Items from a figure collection
— Begin —

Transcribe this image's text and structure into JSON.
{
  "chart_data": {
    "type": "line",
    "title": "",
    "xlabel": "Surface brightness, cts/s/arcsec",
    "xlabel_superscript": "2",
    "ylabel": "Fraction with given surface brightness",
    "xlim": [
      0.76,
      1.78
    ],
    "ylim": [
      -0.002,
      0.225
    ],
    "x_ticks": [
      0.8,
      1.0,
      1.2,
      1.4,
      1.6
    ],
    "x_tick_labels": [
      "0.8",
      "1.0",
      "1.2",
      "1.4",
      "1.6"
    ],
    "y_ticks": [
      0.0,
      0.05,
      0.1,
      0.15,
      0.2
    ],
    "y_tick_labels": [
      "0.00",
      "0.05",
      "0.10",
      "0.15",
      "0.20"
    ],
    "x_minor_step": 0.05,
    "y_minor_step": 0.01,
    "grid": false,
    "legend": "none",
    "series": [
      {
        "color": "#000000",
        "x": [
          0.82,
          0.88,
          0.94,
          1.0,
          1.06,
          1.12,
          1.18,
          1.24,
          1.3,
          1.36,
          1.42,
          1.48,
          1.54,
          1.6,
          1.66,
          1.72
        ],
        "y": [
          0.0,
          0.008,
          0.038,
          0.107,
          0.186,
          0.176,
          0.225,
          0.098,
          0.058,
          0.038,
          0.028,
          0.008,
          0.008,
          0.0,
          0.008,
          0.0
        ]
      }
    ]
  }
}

— End —

Once more, set down the full listing, verbatim.

Transcribe this image's text and structure into JSON.
{
  "chart_data": {
    "type": "line",
    "title": "",
    "xlabel": "Surface brightness, cts/s/arcsec",
    "xlabel_superscript": "2",
    "ylabel": "Fraction with given surface brightness",
    "xlim": [
      0.76,
      1.78
    ],
    "ylim": [
      -0.002,
      0.225
    ],
    "x_ticks": [
      0.8,
      1.0,
      1.2,
      1.4,
      1.6
    ],
    "x_tick_labels": [
      "0.8",
      "1.0",
      "1.2",
      "1.4",
      "1.6"
    ],
    "y_ticks": [
      0.0,
      0.05,
      0.1,
      0.15,
      0.2
    ],
    "y_tick_labels": [
      "0.00",
      "0.05",
      "0.10",
      "0.15",
      "0.20"
    ],
    "x_minor_step": 0.05,
    "y_minor_step": 0.01,
    "grid": false,
    "legend": "none",
    "series": [
      {
        "color": "#000000",
        "x": [
          0.82,
          0.88,
          0.94,
          1.0,
          1.06,
          1.12,
          1.18,
          1.24,
          1.3,
          1.36,
          1.42,
          1.48,
          1.54,
          1.6,
          1.66,
          1.72
        ],
        "y": [
          0.0,
          0.008,
          0.038,
          0.107,
          0.186,
          0.176,
          0.225,
          0.098,
          0.058,
          0.038,
          0.028,
          0.008,
          0.008,
          0.0,
          0.008,
          0.0
        ]
      }
    ]
  }
}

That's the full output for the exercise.